» **Supplied data**:
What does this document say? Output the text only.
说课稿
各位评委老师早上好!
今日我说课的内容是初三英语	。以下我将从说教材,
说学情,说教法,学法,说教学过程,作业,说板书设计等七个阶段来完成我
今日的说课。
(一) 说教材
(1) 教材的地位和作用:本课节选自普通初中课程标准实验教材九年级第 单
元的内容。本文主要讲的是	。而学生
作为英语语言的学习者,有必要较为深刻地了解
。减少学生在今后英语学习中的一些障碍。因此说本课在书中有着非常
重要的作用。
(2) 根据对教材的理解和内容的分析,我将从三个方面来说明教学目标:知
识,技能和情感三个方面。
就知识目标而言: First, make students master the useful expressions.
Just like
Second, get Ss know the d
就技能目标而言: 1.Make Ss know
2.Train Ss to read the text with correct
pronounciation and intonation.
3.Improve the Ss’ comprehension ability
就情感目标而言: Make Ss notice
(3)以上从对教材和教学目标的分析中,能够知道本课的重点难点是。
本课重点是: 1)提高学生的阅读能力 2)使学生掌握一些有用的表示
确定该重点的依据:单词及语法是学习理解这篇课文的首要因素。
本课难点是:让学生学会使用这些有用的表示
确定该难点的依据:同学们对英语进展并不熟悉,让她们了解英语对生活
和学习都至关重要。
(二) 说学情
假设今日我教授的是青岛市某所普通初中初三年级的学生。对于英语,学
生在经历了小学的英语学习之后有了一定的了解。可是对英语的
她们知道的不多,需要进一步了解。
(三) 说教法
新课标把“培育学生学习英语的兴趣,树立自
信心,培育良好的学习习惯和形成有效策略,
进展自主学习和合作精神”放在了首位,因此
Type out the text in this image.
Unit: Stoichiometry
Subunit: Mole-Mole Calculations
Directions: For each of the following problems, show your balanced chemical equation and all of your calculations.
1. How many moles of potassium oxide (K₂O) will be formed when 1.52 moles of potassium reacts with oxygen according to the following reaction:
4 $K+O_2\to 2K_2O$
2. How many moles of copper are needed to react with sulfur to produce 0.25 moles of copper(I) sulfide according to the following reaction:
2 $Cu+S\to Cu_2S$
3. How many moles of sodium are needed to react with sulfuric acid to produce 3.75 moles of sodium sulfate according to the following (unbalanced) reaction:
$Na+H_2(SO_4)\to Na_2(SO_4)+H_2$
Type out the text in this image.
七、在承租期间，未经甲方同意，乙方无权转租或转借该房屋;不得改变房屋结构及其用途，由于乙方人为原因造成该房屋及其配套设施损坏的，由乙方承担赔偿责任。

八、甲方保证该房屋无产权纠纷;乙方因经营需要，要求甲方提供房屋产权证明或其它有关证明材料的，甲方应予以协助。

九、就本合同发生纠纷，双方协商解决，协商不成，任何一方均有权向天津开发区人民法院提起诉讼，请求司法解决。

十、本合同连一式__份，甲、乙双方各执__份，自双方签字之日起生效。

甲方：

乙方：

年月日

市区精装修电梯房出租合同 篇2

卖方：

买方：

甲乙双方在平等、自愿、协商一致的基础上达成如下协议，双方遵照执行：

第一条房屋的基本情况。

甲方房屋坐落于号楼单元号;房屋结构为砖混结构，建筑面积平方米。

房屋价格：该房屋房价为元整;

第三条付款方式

» **Task description**: From the data above, pick out each line containing "many" and copy it.

» **The answer**:
1. How many moles of potassium oxide (K₂O) will be formed when 1.52 moles of potassium reacts with oxygen according to the following reaction:
2. How many moles of copper are needed to react with sulfur to produce 0.25 moles of copper(I) sulfide according to the following reaction:
3. How many moles of sodium are needed to react with sulfuric acid to produce 3.75 moles of sodium sulfate according to the following (unbalanced) reaction:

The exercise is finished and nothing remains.